Problem requirements >> Determine how many lines in these records hold "difference". Only the number is wanted.

[Collected data entries]
┄┄┄┄┄┄┄┄┄┄┄┄┄┄┄┄┄┄┄┄

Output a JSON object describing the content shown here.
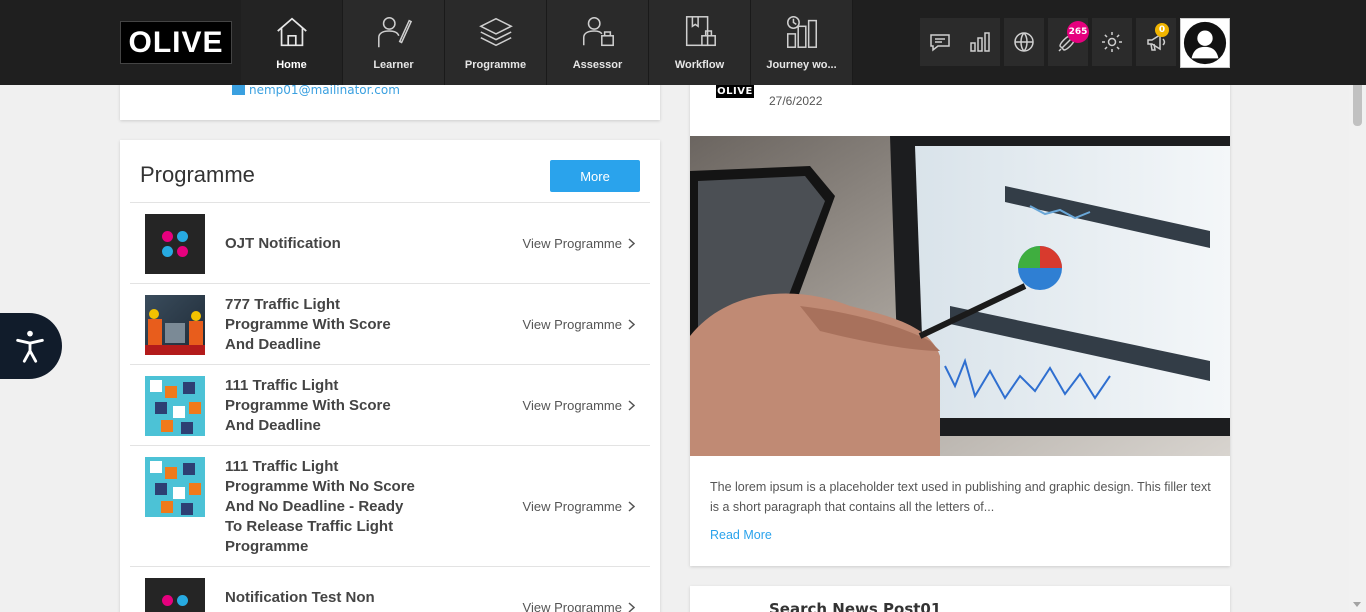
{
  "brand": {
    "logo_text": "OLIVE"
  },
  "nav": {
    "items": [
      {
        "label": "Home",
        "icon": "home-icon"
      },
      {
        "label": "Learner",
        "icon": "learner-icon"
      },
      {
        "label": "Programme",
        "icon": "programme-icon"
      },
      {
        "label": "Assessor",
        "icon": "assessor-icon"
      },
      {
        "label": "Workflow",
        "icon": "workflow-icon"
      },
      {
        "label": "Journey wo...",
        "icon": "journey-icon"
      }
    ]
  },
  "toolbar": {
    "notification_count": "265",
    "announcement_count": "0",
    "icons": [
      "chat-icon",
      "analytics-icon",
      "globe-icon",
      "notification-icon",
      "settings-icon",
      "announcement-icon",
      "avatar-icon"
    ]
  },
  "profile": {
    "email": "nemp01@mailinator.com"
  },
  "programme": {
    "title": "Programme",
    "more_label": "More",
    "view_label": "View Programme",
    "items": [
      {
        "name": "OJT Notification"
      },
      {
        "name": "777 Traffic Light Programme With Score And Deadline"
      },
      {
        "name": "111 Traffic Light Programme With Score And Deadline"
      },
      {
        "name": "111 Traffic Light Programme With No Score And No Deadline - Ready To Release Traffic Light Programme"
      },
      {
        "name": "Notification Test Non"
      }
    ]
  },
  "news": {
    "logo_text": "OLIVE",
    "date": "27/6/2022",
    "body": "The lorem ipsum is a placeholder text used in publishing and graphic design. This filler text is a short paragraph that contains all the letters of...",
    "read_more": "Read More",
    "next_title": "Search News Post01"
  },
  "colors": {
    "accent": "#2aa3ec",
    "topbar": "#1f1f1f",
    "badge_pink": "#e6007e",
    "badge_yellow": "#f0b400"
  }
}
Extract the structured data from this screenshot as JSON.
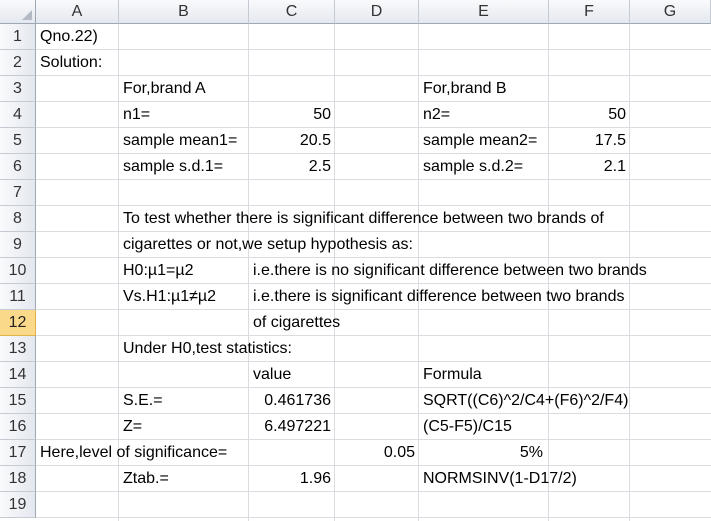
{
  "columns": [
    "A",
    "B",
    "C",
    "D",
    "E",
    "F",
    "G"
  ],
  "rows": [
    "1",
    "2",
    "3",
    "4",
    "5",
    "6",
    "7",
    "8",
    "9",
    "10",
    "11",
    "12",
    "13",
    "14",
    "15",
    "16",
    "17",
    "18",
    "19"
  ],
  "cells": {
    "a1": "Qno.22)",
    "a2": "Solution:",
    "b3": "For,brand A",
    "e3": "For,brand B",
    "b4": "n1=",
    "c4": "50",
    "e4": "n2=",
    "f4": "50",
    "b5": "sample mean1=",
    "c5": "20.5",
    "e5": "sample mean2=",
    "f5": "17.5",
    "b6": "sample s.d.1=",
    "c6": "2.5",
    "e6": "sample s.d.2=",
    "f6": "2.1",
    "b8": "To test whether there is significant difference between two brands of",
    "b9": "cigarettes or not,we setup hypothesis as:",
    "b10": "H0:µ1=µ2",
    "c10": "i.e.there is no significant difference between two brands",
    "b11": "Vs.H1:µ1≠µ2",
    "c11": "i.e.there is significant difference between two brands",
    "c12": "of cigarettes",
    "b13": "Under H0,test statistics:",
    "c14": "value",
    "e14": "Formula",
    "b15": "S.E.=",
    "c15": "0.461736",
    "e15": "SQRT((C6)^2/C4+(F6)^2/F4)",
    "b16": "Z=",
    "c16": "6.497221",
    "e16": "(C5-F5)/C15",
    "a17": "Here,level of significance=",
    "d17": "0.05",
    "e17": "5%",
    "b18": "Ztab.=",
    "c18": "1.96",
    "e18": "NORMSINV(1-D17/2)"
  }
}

┄┄┄┄┄┄┄┄┄┄┄┄┄┄┄┄┄┄┄┄

Expected output >> 3